# [GIVEN INSTRUCTION]
Take every line from the listing below that includes "based" and copy it.

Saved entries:
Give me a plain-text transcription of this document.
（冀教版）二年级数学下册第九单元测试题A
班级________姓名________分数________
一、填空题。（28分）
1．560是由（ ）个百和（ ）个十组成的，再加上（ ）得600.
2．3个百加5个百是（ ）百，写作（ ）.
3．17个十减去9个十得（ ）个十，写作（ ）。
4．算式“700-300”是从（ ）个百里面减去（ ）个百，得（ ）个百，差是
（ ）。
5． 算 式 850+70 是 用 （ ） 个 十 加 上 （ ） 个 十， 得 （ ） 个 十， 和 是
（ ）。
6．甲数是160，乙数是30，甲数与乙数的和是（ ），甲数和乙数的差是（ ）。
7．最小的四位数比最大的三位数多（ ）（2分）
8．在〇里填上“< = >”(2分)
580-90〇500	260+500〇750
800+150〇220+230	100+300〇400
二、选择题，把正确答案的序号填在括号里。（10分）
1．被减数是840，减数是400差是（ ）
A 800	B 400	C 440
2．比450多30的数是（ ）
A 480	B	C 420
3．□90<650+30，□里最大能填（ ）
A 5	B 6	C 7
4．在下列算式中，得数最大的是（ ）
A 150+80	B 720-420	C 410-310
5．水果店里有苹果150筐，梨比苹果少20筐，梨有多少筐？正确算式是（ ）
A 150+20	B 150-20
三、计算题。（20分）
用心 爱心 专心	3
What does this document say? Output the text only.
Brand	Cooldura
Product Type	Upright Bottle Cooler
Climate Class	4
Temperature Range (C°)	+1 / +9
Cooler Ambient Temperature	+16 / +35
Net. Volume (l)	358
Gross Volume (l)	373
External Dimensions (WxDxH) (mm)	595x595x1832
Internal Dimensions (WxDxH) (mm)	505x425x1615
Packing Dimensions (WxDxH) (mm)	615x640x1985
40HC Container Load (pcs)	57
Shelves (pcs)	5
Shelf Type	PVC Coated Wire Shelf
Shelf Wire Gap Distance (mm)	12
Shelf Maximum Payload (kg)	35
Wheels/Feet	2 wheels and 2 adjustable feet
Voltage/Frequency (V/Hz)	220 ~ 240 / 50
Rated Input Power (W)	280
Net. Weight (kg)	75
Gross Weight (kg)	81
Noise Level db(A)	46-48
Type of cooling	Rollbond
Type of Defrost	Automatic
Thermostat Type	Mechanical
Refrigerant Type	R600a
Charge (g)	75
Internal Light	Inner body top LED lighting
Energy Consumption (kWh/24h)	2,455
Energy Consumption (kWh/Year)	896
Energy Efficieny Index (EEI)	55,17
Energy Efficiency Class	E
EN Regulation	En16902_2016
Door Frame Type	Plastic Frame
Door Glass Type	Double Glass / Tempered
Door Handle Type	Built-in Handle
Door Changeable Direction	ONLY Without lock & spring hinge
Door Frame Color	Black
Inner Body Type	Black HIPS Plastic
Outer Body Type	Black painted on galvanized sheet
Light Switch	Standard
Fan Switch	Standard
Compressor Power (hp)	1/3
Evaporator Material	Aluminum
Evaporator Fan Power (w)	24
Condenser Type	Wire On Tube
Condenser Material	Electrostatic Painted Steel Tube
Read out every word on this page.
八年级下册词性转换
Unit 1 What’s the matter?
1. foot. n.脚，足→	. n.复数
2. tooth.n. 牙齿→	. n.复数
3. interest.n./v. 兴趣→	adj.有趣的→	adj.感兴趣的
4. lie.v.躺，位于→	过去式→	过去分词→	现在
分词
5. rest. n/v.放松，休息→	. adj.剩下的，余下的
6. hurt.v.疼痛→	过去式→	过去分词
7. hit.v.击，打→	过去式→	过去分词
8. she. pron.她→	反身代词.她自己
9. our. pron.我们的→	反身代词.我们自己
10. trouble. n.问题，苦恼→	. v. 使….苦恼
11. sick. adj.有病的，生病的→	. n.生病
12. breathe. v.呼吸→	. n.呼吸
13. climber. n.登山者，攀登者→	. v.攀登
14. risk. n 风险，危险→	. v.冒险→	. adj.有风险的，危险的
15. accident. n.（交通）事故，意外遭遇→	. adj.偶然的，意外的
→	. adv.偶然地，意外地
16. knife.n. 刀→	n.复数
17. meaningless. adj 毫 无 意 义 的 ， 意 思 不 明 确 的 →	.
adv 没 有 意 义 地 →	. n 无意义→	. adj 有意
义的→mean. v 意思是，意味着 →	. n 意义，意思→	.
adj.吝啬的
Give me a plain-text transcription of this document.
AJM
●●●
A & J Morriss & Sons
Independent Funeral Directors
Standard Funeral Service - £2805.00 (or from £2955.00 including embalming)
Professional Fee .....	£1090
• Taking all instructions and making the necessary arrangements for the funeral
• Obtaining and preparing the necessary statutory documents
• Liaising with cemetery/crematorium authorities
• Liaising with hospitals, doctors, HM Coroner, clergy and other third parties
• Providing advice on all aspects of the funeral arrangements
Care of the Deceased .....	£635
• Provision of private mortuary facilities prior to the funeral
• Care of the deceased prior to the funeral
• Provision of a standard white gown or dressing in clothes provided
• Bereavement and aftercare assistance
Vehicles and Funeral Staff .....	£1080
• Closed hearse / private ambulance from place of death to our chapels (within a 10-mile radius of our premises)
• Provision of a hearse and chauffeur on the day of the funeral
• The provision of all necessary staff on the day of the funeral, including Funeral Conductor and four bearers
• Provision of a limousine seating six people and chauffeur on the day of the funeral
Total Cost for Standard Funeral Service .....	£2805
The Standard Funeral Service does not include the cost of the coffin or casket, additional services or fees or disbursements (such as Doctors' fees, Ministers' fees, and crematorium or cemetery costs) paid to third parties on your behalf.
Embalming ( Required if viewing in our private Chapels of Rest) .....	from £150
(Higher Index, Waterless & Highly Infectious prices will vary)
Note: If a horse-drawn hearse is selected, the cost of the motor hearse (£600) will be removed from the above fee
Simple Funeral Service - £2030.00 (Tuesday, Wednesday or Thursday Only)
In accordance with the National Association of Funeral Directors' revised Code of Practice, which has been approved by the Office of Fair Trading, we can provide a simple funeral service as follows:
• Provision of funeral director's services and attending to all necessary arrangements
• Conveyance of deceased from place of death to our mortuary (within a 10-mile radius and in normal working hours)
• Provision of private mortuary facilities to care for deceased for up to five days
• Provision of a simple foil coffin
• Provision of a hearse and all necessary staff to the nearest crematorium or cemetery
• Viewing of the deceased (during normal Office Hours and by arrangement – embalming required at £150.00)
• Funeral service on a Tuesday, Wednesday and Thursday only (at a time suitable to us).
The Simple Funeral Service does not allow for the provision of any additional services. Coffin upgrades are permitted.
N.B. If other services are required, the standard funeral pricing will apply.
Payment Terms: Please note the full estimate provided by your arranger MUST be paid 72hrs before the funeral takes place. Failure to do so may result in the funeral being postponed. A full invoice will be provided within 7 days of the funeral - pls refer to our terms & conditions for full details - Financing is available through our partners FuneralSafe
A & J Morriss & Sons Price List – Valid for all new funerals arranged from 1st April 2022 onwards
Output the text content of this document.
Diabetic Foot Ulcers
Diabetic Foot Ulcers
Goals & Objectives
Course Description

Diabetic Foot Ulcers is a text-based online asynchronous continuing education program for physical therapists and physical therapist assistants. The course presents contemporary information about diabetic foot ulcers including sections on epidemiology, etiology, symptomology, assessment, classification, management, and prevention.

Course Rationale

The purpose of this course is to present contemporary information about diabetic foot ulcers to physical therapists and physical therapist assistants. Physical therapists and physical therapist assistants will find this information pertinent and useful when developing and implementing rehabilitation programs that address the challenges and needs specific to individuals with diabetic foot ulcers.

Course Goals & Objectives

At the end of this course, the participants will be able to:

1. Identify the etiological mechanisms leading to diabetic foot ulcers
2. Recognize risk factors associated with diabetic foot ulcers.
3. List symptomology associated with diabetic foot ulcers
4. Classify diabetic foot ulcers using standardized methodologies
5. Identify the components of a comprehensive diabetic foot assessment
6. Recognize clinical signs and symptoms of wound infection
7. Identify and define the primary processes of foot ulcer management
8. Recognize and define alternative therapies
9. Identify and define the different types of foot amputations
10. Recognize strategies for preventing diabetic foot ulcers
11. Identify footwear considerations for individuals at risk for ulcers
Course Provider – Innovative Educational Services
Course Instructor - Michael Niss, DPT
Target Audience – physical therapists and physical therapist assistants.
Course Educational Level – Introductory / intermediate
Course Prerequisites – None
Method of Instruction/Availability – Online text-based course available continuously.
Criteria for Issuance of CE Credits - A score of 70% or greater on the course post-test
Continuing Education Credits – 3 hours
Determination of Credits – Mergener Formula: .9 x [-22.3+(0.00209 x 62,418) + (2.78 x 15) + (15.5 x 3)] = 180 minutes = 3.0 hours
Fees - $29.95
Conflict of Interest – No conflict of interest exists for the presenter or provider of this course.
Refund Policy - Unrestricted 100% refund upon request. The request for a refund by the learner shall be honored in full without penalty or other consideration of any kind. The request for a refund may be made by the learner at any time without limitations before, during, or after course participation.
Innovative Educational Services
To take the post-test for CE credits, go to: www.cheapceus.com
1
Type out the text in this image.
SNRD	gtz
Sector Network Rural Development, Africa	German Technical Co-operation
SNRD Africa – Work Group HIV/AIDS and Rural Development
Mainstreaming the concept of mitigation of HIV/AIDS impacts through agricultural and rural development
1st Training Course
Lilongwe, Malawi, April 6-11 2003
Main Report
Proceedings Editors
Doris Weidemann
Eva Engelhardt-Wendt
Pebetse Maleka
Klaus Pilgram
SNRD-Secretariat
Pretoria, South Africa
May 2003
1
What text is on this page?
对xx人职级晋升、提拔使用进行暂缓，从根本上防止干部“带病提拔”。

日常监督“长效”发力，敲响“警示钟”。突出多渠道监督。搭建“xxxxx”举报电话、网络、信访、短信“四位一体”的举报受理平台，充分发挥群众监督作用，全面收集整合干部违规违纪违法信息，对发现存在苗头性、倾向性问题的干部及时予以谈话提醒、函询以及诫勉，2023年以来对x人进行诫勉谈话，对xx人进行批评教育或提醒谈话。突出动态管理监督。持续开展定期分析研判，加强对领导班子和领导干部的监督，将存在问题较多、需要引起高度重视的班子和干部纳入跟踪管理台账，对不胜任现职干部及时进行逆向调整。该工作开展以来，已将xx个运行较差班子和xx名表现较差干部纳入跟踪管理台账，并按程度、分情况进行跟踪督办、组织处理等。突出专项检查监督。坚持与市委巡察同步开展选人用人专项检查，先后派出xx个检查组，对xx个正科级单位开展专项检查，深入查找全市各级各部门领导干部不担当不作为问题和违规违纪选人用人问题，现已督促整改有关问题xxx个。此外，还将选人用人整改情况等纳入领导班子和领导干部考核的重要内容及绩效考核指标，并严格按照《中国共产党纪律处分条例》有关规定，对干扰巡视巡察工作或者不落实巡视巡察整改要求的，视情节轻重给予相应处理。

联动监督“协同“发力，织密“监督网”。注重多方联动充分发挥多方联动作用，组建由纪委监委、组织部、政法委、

# [EXPECTED ANSWER]
Diabetic Foot Ulcers is a text-based online asynchronous continuing education program for physical therapists and physical therapist assistants. The course presents contemporary information about diabetic foot ulcers including sections on epidemiology, etiology, symptomology, assessment, classification, management, and prevention.
Method of Instruction/Availability – Online text-based course available continuously.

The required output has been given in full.